- [Problem requirements] The records below hold pictures; please leave those out and retype the rest exactly.

- [Information shown]

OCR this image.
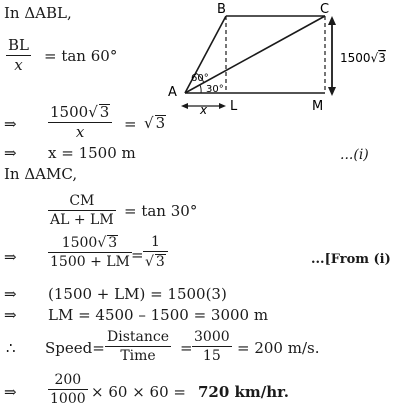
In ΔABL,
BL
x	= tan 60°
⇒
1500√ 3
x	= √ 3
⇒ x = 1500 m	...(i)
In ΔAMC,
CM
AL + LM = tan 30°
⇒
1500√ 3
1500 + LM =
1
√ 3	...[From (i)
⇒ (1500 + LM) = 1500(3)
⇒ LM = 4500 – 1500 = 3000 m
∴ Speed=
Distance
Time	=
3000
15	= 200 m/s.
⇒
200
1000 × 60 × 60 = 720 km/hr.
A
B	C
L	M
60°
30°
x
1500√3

- [Solved problem]
OCR this image.
In ΔABL,
BL
x	= tan 60°
⇒
1500√ 3
x	= √ 3
⇒ x = 1500 m	...(i)
In ΔAMC,
CM
AL + LM = tan 30°
⇒
1500√ 3
1500 + LM =
1
√ 3	...[From (i)
⇒ (1500 + LM) = 1500(3)
⇒ LM = 4500 – 1500 = 3000 m
∴ Speed=
Distance
Time	=
3000
15	= 200 m/s.
⇒
200
1000 × 60 × 60 = 720 km/hr.
A
B	C
L	M
60°
30°
x
1500√3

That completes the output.